__What you will do__:
Rewrite the data below, changing every "station-marker" to "seismic-station" and keeping everything else the same. Leave the pictures out of your answer.
◆ ◆ ◆ ◆
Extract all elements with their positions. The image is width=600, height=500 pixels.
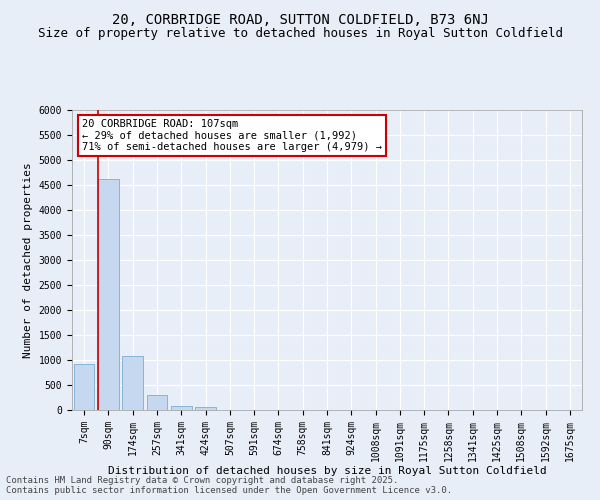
Bar (195, 407, 216, 410)
Text: Contains HM Land Registry data © Crown copyright and database right 2025.
Contai: Contains HM Land Registry data © Crown c… (6, 476, 452, 495)
Y-axis label: Number of detached properties: Number of detached properties (23, 162, 33, 358)
Text: Size of property relative to detached houses in Royal Sutton Coldfield: Size of property relative to detached ho… (37, 28, 563, 40)
Bar (122, 356, 143, 410)
Text: 20, CORBRIDGE ROAD, SUTTON COLDFIELD, B73 6NJ: 20, CORBRIDGE ROAD, SUTTON COLDFIELD, B7… (112, 12, 488, 26)
Bar (74, 364, 94, 410)
Bar (146, 395, 167, 410)
X-axis label: Distribution of detached houses by size in Royal Sutton Coldfield: Distribution of detached houses by size … (107, 466, 547, 476)
Bar (98, 179, 119, 410)
Bar (171, 406, 191, 410)
Text: 20 CORBRIDGE ROAD: 107sqm
← 29% of detached houses are smaller (1,992)
71% of se: 20 CORBRIDGE ROAD: 107sqm ← 29% of detac… (82, 119, 382, 152)
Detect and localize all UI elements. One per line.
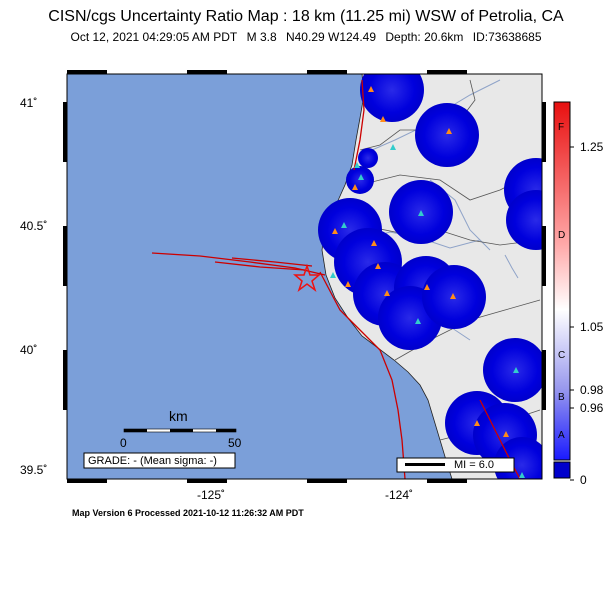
colorbar-value: 1.05 xyxy=(580,320,604,334)
colorbar-letter: F xyxy=(558,122,565,133)
map-title: CISN/cgs Uncertainty Ratio Map : 18 km (… xyxy=(48,8,564,25)
colorbar-value: 0 xyxy=(580,473,587,487)
event-id: ID:73638685 xyxy=(472,30,542,44)
station-marker xyxy=(384,290,390,296)
station-marker xyxy=(446,128,452,134)
event-depth: Depth: 20.6km xyxy=(385,30,464,44)
lat-label: 41˚ xyxy=(20,96,38,110)
colorbar-value: 0.98 xyxy=(580,383,604,397)
station-marker xyxy=(352,184,358,190)
scale-bar xyxy=(123,428,237,433)
lon-label: -124˚ xyxy=(385,488,414,502)
event-location: N40.29 W124.49 xyxy=(285,30,377,44)
lat-label: 40.5˚ xyxy=(20,219,48,233)
station-marker xyxy=(415,318,421,324)
colorbar-letter: C xyxy=(558,350,566,361)
station-marker xyxy=(341,222,347,228)
station-marker xyxy=(424,284,430,290)
grade-text: GRADE: - (Mean sigma: -) xyxy=(88,455,217,467)
scale-tick-0: 0 xyxy=(120,436,127,450)
epicenter-star xyxy=(292,263,322,293)
lat-label: 40˚ xyxy=(20,343,38,357)
event-info: Oct 12, 2021 04:29:05 AM PDT M 3.8 N40.2… xyxy=(0,30,612,44)
station-marker xyxy=(371,240,377,246)
mi-legend-text: MI = 6.0 xyxy=(454,459,495,471)
station-marker xyxy=(332,228,338,234)
station-marker xyxy=(450,293,456,299)
map-area xyxy=(67,74,542,479)
station-marker xyxy=(345,281,351,287)
station-marker xyxy=(375,263,381,269)
colorbar-letter: A xyxy=(558,430,565,441)
colorbar-letter: D xyxy=(558,230,566,241)
colorbar-value: 0.96 xyxy=(580,401,604,415)
scale-unit: km xyxy=(169,408,188,424)
station-marker xyxy=(390,144,396,150)
mi-legend-box xyxy=(396,457,515,473)
processed-footer: Map Version 6 Processed 2021-10-12 11:26… xyxy=(72,508,304,518)
event-magnitude: M 3.8 xyxy=(246,30,277,44)
station-marker xyxy=(418,210,424,216)
scale-tick-50: 50 xyxy=(228,436,242,450)
station-marker xyxy=(519,472,525,478)
lat-label: 39.5˚ xyxy=(20,463,48,477)
station-marker xyxy=(358,174,364,180)
station-marker xyxy=(380,116,386,122)
station-marker xyxy=(474,420,480,426)
colorbar-value: 1.25 xyxy=(580,140,604,154)
event-date: Oct 12, 2021 04:29:05 AM PDT xyxy=(70,30,238,44)
station-marker xyxy=(513,367,519,373)
colorbar-letter: B xyxy=(558,392,565,403)
colorbar-ticks xyxy=(570,146,574,481)
station-marker xyxy=(330,272,336,278)
colorbar-zero-swatch xyxy=(553,461,571,479)
frame-ticks xyxy=(63,70,546,483)
lon-label: -125˚ xyxy=(197,488,226,502)
station-marker xyxy=(354,162,360,168)
station-marker xyxy=(503,431,509,437)
stations xyxy=(330,86,525,478)
colorbar xyxy=(553,101,571,461)
station-marker xyxy=(368,86,374,92)
grade-box xyxy=(83,452,236,469)
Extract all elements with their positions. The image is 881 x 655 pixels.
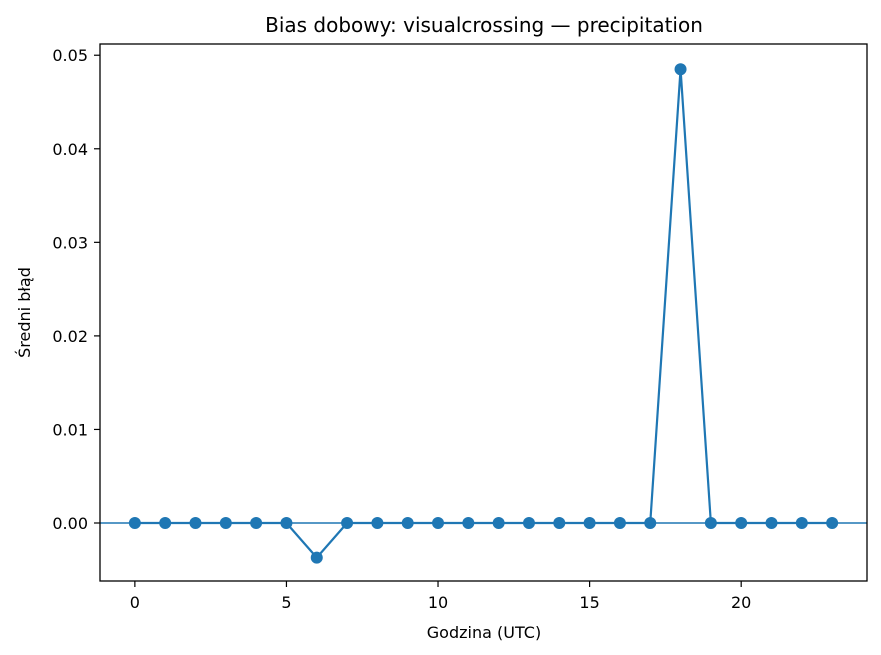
data-point: [341, 516, 354, 529]
x-axis-label: Godzina (UTC): [427, 623, 541, 642]
x-tick-label: 15: [579, 593, 599, 612]
data-point: [250, 516, 263, 529]
data-point: [280, 516, 293, 529]
chart-title: Bias dobowy: visualcrossing — precipitat…: [265, 13, 703, 37]
plot-frame: [99, 43, 868, 582]
data-point: [432, 516, 445, 529]
data-point: [159, 516, 172, 529]
data-point: [553, 516, 566, 529]
y-tick-label: 0.00: [52, 514, 88, 533]
y-tick-label: 0.02: [52, 327, 88, 346]
data-point: [371, 516, 384, 529]
series-line: [134, 68, 833, 559]
data-point: [795, 516, 808, 529]
y-tick-label: 0.03: [52, 233, 88, 252]
x-tick-label: 20: [731, 593, 751, 612]
data-point: [522, 516, 535, 529]
y-axis-label: Średni błąd: [15, 267, 34, 358]
data-point: [613, 516, 626, 529]
data-point: [189, 516, 202, 529]
data-point: [492, 516, 505, 529]
y-tick-label: 0.05: [52, 46, 88, 65]
data-point: [644, 516, 657, 529]
data-point: [219, 516, 232, 529]
x-tick-label: 5: [281, 593, 291, 612]
data-point: [765, 516, 778, 529]
data-point: [462, 516, 475, 529]
data-point: [735, 516, 748, 529]
data-point: [583, 516, 596, 529]
y-tick-label: 0.01: [52, 420, 88, 439]
data-point: [704, 516, 717, 529]
data-point: [826, 516, 839, 529]
data-point: [128, 516, 141, 529]
data-point: [310, 551, 323, 564]
x-tick-label: 0: [130, 593, 140, 612]
data-point: [401, 516, 414, 529]
data-point: [674, 63, 687, 76]
y-tick-label: 0.04: [52, 140, 88, 159]
x-tick-label: 10: [428, 593, 448, 612]
plot-area: 0 5 10 15 20 0.00 0.01 0.02 0.03 0.04 0.05: [52, 46, 867, 612]
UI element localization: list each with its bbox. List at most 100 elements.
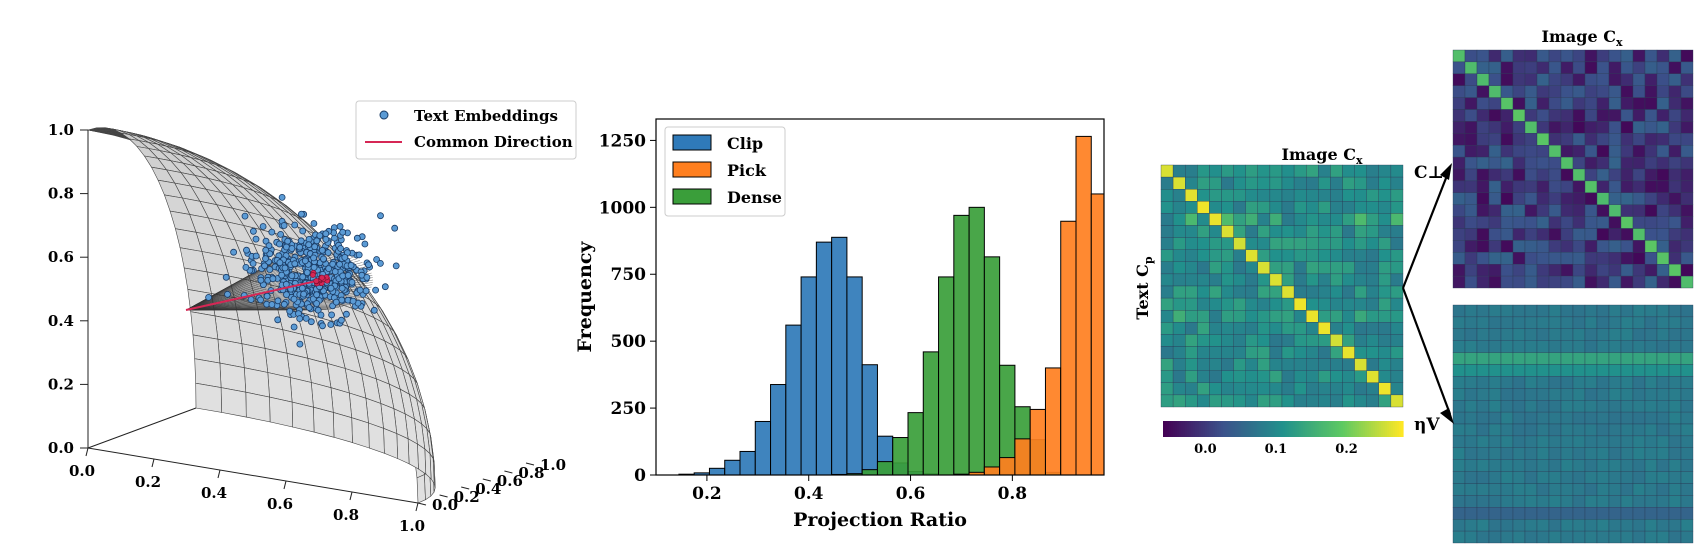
◆ ◆ ◆ ◆
__Reply to the task__:
Extract all elements with their positions. The image is width=600, height=500 pixels.
Bar (195, 407, 216, 410)
Text: Contains HM Land Registry data © Crown copyright and database right 2025.
Contai: Contains HM Land Registry data © Crown c… (6, 476, 452, 495)
Y-axis label: Number of detached properties: Number of detached properties (23, 162, 33, 358)
Text: Size of property relative to detached houses in Royal Sutton Coldfield: Size of property relative to detached ho… (37, 28, 563, 40)
Bar (122, 356, 143, 410)
Text: 20, CORBRIDGE ROAD, SUTTON COLDFIELD, B73 6NJ: 20, CORBRIDGE ROAD, SUTTON COLDFIELD, B7… (112, 12, 488, 26)
Bar (74, 364, 94, 410)
Bar (146, 395, 167, 410)
X-axis label: Distribution of detached houses by size in Royal Sutton Coldfield: Distribution of detached houses by size … (107, 466, 547, 476)
Bar (98, 179, 119, 410)
Bar (171, 406, 191, 410)
Text: 20 CORBRIDGE ROAD: 107sqm
← 29% of detached houses are smaller (1,992)
71% of se: 20 CORBRIDGE ROAD: 107sqm ← 29% of detac… (82, 119, 382, 152)
Detect and localize all UI elements. One per line.
colorbar-value: 1.05 xyxy=(580,320,604,334)
colorbar-letter: F xyxy=(558,122,565,133)
map-title: CISN/cgs Uncertainty Ratio Map : 18 km (… xyxy=(48,8,564,25)
colorbar-value: 0 xyxy=(580,473,587,487)
event-id: ID:73638685 xyxy=(472,30,542,44)
seismic-station xyxy=(384,290,390,296)
seismic-station xyxy=(446,128,452,134)
event-depth: Depth: 20.6km xyxy=(385,30,464,44)
lat-label: 41˚ xyxy=(20,96,38,110)
colorbar-value: 0.98 xyxy=(580,383,604,397)
seismic-station xyxy=(352,184,358,190)
scale-bar xyxy=(123,428,237,433)
lon-label: -124˚ xyxy=(385,488,414,502)
event-location: N40.29 W124.49 xyxy=(285,30,377,44)
lat-label: 40.5˚ xyxy=(20,219,48,233)
seismic-station xyxy=(415,318,421,324)
colorbar-letter: C xyxy=(558,350,566,361)
seismic-station xyxy=(341,222,347,228)
seismic-station xyxy=(424,284,430,290)
grade-text: GRADE: - (Mean sigma: -) xyxy=(88,455,217,467)
scale-tick-0: 0 xyxy=(120,436,127,450)
epicenter-star xyxy=(292,263,322,293)
lat-label: 40˚ xyxy=(20,343,38,357)
event-info: Oct 12, 2021 04:29:05 AM PDT M 3.8 N40.2… xyxy=(0,30,612,44)
seismic-station xyxy=(371,240,377,246)
mi-legend-text: MI = 6.0 xyxy=(454,459,495,471)
seismic-station xyxy=(332,228,338,234)
seismic-station xyxy=(450,293,456,299)
map-area xyxy=(67,74,542,479)
seismic-station xyxy=(345,281,351,287)
seismic-station xyxy=(375,263,381,269)
colorbar-letter: A xyxy=(558,430,565,441)
colorbar-letter: D xyxy=(558,230,566,241)
colorbar-value: 0.96 xyxy=(580,401,604,415)
scale-unit: km xyxy=(169,408,188,424)
seismic-station xyxy=(390,144,396,150)
mi-legend-box xyxy=(396,457,515,473)
processed-footer: Map Version 6 Processed 2021-10-12 11:26… xyxy=(72,508,304,518)
event-magnitude: M 3.8 xyxy=(246,30,277,44)
seismic-station xyxy=(418,210,424,216)
scale-tick-50: 50 xyxy=(228,436,242,450)
seismic-station xyxy=(519,472,525,478)
lat-label: 39.5˚ xyxy=(20,463,48,477)
seismic-station xyxy=(358,174,364,180)
seismic-station xyxy=(380,116,386,122)
seismic-station xyxy=(474,420,480,426)
colorbar-value: 1.25 xyxy=(580,140,604,154)
event-date: Oct 12, 2021 04:29:05 AM PDT xyxy=(70,30,238,44)
seismic-station xyxy=(513,367,519,373)
colorbar-letter: B xyxy=(558,392,565,403)
colorbar-ticks xyxy=(570,146,574,481)
seismic-station xyxy=(330,272,336,278)
colorbar-zero-swatch xyxy=(553,461,571,479)
frame-ticks xyxy=(63,70,546,483)
lon-label: -125˚ xyxy=(197,488,226,502)
seismic-station xyxy=(354,162,360,168)
seismic-station xyxy=(503,431,509,437)
stations xyxy=(330,86,525,478)
colorbar xyxy=(553,101,571,461)
seismic-station xyxy=(368,86,374,92)
grade-box xyxy=(83,452,236,469)
Extract all elements with their positions. The image is 881 x 655 pixels.
data-point: [341, 516, 354, 529]
x-axis-label: Godzina (UTC): [427, 623, 541, 642]
x-tick-label: 15: [579, 593, 599, 612]
data-point: [250, 516, 263, 529]
data-point: [280, 516, 293, 529]
chart-title: Bias dobowy: visualcrossing — precipitat…: [265, 13, 703, 37]
plot-frame: [99, 43, 868, 582]
data-point: [432, 516, 445, 529]
data-point: [159, 516, 172, 529]
data-point: [553, 516, 566, 529]
y-tick-label: 0.00: [52, 514, 88, 533]
y-tick-label: 0.02: [52, 327, 88, 346]
data-point: [371, 516, 384, 529]
series-line: [134, 68, 833, 559]
data-point: [795, 516, 808, 529]
y-tick-label: 0.03: [52, 233, 88, 252]
x-tick-label: 20: [731, 593, 751, 612]
data-point: [522, 516, 535, 529]
y-axis-label: Średni błąd: [15, 267, 34, 358]
data-point: [613, 516, 626, 529]
data-point: [189, 516, 202, 529]
data-point: [492, 516, 505, 529]
y-tick-label: 0.05: [52, 46, 88, 65]
data-point: [644, 516, 657, 529]
data-point: [219, 516, 232, 529]
x-tick-label: 5: [281, 593, 291, 612]
data-point: [765, 516, 778, 529]
data-point: [462, 516, 475, 529]
data-point: [735, 516, 748, 529]
data-point: [583, 516, 596, 529]
y-tick-label: 0.01: [52, 420, 88, 439]
data-point: [704, 516, 717, 529]
data-point: [826, 516, 839, 529]
data-point: [128, 516, 141, 529]
data-point: [310, 551, 323, 564]
x-tick-label: 0: [130, 593, 140, 612]
data-point: [401, 516, 414, 529]
data-point: [674, 63, 687, 76]
y-tick-label: 0.04: [52, 140, 88, 159]
x-tick-label: 10: [428, 593, 448, 612]
plot-area: 0 5 10 15 20 0.00 0.01 0.02 0.03 0.04 0.05: [52, 46, 867, 612]
UI element localization: list each with its bbox. List at most 100 elements.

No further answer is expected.